##### Dataset entries #####

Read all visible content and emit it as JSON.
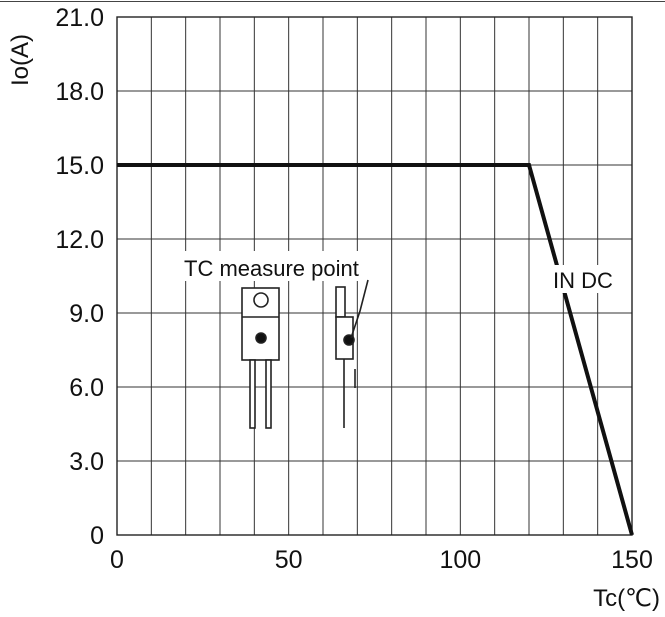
{
  "chart_data": {
    "type": "line",
    "ylabel": "Io(A)",
    "xlabel": "Tc(℃)",
    "xlim": [
      0,
      150
    ],
    "ylim": [
      0,
      21
    ],
    "xticks": [
      0,
      50,
      100,
      150
    ],
    "yticks": [
      0,
      3.0,
      6.0,
      9.0,
      12.0,
      15.0,
      18.0,
      21.0
    ],
    "xtick_labels": [
      "0",
      "50",
      "100",
      "150"
    ],
    "ytick_labels": [
      "0",
      "3.0",
      "6.0",
      "9.0",
      "12.0",
      "15.0",
      "18.0",
      "21.0"
    ],
    "grid": true,
    "grid_x_step": 10,
    "series": [
      {
        "x": [
          0,
          120,
          150
        ],
        "y": [
          15.0,
          15.0,
          0
        ]
      }
    ],
    "annotations": {
      "tc_point": "TC measure point",
      "curve": "IN DC"
    }
  }
}
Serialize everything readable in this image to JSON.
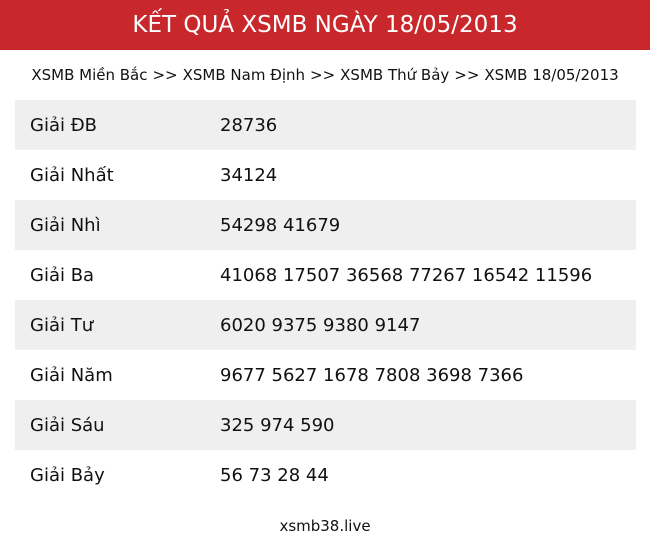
{
  "header": {
    "title": "KẾT QUẢ XSMB NGÀY 18/05/2013"
  },
  "breadcrumb": [
    {
      "label": "XSMB Miền Bắc"
    },
    {
      "sep": ">>"
    },
    {
      "label": "XSMB Nam Định"
    },
    {
      "sep": ">>"
    },
    {
      "label": "XSMB Thứ Bảy"
    },
    {
      "sep": ">>"
    },
    {
      "label": "XSMB 18/05/2013"
    }
  ],
  "results": [
    {
      "label": "Giải ĐB",
      "value": "28736"
    },
    {
      "label": "Giải Nhất",
      "value": "34124"
    },
    {
      "label": "Giải Nhì",
      "value": "54298 41679"
    },
    {
      "label": "Giải Ba",
      "value": "41068 17507 36568 77267 16542 11596"
    },
    {
      "label": "Giải Tư",
      "value": "6020 9375 9380 9147"
    },
    {
      "label": "Giải Năm",
      "value": "9677 5627 1678 7808 3698 7366"
    },
    {
      "label": "Giải Sáu",
      "value": "325 974 590"
    },
    {
      "label": "Giải Bảy",
      "value": "56 73 28 44"
    }
  ],
  "footer": {
    "site": "xsmb38.live"
  }
}
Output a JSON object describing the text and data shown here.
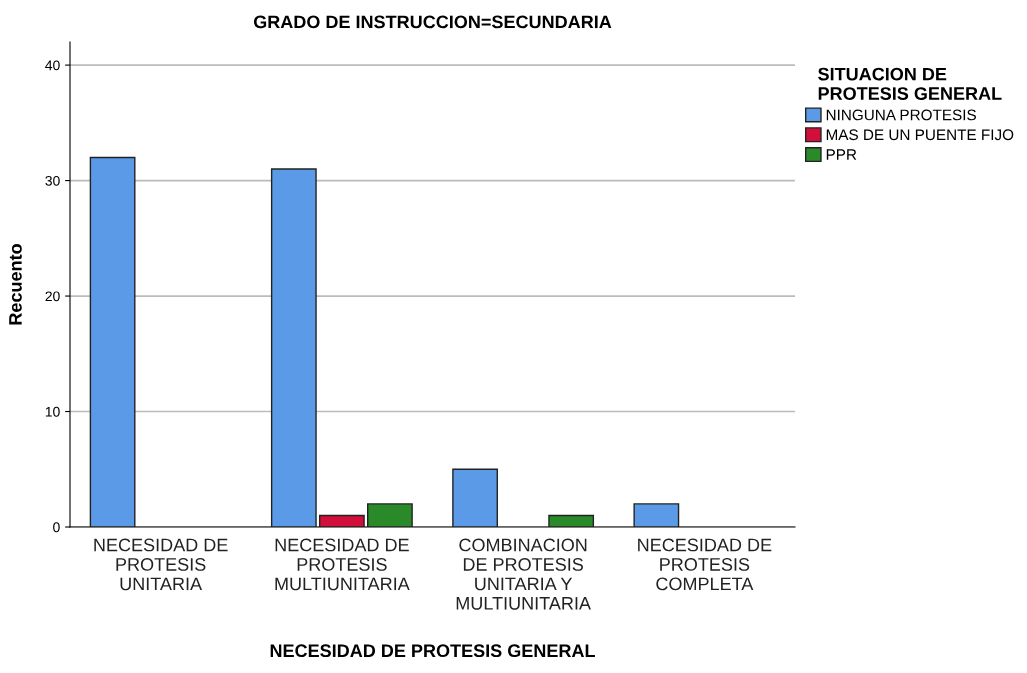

#####

Pull out each line of the entries that contains "value".

      "value": "28736"
      "value": "34124"
      "value": "54298 41679"
      "value": "41068 17507 36568 77267 16542 11596"
      "value": "6020 9375 9380 9147"
      "value": "9677 5627 1678 7808 3698 7366"
      "value": "325 974 590"
      "value": "56 73 28 44"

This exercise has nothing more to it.